§ **Stated exercise**
Pull out every line below containing the word "screenshot".

§ **Records for this task**
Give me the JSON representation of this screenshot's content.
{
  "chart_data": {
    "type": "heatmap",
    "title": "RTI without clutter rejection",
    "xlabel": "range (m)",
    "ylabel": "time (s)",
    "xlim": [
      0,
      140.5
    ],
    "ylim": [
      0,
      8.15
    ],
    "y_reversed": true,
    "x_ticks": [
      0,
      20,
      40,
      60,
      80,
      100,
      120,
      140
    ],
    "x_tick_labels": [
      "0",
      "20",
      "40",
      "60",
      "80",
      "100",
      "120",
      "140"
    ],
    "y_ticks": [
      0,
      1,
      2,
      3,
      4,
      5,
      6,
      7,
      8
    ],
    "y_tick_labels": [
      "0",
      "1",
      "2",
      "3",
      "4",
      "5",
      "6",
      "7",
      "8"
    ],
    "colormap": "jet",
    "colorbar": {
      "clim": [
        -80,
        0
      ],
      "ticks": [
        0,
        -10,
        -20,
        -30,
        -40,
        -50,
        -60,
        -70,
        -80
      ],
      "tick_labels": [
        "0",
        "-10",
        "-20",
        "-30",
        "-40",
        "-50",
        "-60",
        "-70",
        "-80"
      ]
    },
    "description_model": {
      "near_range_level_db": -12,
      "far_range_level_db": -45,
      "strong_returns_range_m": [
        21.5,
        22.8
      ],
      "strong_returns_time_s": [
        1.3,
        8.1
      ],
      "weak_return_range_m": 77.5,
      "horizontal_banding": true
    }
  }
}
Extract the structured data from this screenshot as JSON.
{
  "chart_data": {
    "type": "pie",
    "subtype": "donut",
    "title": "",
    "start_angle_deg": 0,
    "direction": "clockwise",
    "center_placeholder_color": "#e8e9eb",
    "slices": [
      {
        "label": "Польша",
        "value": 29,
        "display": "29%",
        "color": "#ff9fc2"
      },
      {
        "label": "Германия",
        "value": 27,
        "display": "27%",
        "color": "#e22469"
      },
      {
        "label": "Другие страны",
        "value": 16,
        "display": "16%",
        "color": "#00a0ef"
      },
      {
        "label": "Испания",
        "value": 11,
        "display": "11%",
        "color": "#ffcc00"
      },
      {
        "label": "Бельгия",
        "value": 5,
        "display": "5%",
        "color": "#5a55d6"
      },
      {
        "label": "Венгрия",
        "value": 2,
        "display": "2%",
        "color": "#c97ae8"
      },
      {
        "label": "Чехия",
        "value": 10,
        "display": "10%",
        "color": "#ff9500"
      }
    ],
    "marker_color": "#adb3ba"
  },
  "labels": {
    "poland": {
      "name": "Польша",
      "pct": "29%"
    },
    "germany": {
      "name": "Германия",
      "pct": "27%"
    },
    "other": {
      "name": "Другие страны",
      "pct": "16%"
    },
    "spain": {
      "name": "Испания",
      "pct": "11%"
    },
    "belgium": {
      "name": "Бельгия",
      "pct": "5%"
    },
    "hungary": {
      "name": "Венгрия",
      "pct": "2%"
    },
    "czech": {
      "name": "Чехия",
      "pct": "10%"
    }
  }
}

---

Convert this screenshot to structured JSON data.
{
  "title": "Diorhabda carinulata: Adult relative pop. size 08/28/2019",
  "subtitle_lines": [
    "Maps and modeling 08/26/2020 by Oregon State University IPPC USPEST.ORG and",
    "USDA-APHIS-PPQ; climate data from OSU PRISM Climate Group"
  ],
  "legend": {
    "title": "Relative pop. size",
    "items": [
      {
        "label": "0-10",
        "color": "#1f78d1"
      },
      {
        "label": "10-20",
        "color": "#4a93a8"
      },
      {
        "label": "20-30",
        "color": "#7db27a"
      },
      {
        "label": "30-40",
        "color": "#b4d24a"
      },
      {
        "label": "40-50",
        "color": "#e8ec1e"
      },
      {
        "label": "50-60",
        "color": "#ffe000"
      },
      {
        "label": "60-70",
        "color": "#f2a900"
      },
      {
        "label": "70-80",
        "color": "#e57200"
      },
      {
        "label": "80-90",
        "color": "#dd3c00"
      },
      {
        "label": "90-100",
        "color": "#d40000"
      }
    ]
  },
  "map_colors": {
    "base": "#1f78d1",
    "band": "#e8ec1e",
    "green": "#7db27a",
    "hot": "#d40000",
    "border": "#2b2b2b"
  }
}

§ **Answer to the problem**
Give me the JSON representation of this screenshot's content.
Extract the structured data from this screenshot as JSON.
Convert this screenshot to structured JSON data.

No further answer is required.